TASK OBJECTIVE: Draw out every line with the word "outline" from the listing below.

** begin SUPPLIED DATA **

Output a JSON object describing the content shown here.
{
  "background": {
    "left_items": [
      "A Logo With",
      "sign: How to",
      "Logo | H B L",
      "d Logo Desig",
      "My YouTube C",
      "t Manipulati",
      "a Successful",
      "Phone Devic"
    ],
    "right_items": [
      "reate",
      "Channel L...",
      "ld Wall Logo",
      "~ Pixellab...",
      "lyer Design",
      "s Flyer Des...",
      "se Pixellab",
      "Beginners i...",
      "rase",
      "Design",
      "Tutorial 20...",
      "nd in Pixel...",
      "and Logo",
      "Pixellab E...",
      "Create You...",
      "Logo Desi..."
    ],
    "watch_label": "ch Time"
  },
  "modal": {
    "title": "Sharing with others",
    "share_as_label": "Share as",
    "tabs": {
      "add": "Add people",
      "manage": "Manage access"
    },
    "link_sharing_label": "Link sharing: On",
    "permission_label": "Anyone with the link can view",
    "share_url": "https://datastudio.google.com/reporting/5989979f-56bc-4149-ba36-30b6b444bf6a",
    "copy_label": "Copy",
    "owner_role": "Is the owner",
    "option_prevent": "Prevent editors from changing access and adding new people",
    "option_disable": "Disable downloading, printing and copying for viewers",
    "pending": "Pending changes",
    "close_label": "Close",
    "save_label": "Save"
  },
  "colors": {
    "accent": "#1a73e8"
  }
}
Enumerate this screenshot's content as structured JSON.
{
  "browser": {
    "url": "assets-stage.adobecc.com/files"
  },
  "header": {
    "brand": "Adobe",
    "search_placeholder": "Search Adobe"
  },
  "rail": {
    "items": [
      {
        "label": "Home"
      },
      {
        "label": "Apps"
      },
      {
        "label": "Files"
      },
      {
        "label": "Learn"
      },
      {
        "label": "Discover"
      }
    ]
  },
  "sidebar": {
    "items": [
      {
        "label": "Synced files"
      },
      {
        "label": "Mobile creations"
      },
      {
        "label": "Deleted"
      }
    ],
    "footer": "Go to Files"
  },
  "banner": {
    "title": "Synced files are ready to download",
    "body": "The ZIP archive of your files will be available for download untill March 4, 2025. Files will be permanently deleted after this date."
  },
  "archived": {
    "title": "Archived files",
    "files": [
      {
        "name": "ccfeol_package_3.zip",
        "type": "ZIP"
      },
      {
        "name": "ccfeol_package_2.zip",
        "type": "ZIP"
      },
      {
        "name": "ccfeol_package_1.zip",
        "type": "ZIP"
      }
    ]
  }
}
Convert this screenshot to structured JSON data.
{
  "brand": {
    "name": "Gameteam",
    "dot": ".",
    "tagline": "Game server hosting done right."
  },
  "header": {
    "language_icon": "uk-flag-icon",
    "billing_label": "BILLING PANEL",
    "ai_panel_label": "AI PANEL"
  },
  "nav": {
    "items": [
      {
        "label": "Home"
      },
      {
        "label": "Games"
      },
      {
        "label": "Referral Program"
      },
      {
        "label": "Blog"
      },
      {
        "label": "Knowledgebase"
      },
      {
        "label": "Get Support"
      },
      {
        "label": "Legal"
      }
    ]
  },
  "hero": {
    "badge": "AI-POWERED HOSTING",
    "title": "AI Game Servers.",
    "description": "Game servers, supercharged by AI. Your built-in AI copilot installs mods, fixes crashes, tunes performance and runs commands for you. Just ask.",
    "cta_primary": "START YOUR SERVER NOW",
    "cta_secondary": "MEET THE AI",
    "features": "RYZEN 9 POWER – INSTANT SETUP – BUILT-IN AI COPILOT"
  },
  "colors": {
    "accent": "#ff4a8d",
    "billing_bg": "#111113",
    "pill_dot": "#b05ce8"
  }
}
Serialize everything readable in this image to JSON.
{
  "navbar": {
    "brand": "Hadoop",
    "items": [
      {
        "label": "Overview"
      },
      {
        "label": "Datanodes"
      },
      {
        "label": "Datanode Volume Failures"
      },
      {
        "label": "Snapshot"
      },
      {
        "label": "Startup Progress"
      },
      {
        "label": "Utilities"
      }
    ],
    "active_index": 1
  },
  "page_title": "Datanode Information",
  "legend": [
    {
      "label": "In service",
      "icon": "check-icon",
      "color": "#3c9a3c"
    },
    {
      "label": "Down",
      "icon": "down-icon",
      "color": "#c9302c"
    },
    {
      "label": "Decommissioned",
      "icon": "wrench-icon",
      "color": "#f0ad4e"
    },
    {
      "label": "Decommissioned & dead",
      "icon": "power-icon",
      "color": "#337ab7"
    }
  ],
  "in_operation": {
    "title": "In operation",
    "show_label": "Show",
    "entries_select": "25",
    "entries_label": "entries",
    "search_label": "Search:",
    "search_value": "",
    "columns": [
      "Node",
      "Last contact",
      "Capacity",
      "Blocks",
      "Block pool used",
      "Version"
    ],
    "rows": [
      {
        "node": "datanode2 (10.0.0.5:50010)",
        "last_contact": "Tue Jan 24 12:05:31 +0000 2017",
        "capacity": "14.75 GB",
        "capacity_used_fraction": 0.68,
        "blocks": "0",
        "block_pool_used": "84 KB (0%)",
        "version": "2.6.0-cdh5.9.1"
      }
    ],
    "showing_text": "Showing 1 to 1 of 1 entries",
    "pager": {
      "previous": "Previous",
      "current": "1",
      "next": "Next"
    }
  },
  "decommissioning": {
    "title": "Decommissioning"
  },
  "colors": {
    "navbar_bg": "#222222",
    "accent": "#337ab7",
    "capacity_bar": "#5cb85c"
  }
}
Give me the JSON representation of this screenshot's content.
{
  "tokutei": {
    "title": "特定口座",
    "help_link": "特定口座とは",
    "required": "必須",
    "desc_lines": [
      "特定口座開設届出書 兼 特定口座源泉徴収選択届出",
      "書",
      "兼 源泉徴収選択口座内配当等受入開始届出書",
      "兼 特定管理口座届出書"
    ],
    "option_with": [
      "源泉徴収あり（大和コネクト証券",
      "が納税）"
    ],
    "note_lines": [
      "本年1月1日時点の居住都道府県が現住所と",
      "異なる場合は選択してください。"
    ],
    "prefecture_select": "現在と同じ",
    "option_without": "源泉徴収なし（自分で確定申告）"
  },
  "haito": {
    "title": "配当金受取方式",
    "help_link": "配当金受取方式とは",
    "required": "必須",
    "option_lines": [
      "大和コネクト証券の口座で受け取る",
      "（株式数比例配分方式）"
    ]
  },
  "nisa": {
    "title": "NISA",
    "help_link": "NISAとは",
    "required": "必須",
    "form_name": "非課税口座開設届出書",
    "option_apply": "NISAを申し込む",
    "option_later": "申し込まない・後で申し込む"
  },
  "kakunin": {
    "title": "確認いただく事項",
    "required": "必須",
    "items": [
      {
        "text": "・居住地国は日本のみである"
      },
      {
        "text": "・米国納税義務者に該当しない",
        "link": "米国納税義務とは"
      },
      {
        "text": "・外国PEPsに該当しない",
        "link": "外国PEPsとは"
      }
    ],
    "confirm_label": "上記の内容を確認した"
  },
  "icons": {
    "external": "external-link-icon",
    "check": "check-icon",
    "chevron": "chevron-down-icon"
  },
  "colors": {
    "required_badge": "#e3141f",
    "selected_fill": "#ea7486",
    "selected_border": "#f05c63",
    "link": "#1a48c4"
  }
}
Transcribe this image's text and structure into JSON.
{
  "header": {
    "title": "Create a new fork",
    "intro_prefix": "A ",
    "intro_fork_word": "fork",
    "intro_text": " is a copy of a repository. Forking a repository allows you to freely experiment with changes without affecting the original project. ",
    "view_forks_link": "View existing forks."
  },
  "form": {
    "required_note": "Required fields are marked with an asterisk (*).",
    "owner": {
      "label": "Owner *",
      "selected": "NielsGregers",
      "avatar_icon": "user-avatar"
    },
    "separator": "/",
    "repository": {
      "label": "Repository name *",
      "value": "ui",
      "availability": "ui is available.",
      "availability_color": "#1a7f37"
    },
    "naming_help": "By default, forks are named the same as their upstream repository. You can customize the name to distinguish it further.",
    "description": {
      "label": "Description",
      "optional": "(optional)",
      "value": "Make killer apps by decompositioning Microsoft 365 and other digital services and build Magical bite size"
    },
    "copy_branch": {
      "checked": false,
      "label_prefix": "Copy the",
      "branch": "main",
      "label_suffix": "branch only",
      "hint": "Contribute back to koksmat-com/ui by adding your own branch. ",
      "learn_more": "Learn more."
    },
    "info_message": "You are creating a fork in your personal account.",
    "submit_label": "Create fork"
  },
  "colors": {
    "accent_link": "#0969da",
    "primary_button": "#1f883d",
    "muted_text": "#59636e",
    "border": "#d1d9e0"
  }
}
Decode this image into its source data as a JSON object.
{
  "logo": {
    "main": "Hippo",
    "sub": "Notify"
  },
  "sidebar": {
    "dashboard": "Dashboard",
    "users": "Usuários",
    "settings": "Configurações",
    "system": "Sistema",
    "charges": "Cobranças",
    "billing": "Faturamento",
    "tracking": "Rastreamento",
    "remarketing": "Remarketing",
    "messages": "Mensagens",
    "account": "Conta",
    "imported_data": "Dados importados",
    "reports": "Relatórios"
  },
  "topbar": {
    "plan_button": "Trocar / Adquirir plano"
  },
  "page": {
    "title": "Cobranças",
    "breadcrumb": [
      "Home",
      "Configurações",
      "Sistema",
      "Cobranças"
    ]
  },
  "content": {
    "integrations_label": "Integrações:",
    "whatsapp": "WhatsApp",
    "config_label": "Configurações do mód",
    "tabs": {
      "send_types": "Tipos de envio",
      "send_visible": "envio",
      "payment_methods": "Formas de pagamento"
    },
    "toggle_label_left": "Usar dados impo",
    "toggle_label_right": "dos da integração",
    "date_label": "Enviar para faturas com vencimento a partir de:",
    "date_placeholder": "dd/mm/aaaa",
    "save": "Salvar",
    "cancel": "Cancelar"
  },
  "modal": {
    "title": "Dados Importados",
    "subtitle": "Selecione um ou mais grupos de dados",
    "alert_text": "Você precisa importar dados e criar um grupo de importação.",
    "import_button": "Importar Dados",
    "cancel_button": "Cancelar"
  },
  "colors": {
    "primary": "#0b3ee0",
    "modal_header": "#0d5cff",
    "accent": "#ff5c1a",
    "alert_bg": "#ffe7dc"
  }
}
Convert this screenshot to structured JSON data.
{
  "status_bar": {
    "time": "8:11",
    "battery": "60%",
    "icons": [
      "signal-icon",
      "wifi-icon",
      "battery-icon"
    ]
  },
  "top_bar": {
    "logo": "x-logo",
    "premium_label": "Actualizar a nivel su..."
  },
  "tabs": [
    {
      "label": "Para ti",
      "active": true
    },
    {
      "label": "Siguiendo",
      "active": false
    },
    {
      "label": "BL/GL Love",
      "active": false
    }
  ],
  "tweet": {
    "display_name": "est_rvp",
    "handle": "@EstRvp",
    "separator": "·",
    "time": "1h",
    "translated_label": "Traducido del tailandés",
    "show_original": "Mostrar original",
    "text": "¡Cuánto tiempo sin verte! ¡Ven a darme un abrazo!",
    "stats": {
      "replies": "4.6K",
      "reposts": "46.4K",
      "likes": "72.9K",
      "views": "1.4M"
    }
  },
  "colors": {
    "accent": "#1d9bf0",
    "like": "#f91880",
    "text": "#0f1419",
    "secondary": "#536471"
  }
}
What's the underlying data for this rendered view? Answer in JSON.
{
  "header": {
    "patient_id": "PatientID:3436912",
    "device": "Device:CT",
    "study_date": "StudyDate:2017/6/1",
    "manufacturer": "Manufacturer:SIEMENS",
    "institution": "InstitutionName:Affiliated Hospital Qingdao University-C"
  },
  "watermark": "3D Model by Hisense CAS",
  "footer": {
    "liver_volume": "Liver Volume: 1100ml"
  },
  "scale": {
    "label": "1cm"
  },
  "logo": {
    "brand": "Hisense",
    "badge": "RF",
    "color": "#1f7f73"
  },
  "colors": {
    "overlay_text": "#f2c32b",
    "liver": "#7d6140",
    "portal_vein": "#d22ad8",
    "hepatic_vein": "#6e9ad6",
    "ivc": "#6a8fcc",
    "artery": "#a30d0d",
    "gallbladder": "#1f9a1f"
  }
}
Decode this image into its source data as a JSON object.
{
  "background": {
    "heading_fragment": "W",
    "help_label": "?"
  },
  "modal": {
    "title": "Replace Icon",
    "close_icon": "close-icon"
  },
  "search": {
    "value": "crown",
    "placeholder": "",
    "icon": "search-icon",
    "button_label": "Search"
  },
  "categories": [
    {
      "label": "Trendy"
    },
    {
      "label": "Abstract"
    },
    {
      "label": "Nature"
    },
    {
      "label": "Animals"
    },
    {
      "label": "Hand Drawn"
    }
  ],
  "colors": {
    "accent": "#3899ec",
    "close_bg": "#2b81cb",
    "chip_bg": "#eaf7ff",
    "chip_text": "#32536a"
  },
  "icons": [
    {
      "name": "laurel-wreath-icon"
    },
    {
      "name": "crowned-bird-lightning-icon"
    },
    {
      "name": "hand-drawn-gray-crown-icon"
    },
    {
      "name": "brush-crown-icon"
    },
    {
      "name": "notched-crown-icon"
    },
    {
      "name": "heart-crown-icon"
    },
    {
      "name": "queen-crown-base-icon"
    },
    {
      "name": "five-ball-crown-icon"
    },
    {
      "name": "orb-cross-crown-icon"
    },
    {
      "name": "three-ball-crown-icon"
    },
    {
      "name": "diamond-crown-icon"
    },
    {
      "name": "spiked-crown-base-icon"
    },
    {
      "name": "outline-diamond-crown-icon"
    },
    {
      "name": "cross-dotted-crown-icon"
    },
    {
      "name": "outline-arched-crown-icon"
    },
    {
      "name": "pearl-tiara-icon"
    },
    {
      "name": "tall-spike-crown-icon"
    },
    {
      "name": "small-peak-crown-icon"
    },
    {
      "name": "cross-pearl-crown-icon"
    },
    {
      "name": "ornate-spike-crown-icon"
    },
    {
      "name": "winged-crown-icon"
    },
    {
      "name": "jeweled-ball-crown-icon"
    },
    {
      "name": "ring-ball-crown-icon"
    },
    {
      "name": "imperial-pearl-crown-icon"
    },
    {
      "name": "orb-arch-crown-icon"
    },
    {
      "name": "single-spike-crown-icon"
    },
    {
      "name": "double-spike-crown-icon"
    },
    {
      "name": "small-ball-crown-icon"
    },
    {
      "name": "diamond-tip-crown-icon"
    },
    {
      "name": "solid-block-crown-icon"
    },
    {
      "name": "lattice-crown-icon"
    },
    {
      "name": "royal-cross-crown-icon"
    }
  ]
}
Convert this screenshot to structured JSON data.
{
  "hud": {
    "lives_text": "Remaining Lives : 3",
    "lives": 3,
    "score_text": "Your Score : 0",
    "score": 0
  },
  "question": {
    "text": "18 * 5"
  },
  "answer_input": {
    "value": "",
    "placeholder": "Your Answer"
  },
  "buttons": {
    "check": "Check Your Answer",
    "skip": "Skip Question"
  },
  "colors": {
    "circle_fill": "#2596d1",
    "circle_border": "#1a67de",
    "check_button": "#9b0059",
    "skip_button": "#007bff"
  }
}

** end SUPPLIED DATA **

RESULT:
      "name": "outline-diamond-crown-icon"
      "name": "outline-arched-crown-icon"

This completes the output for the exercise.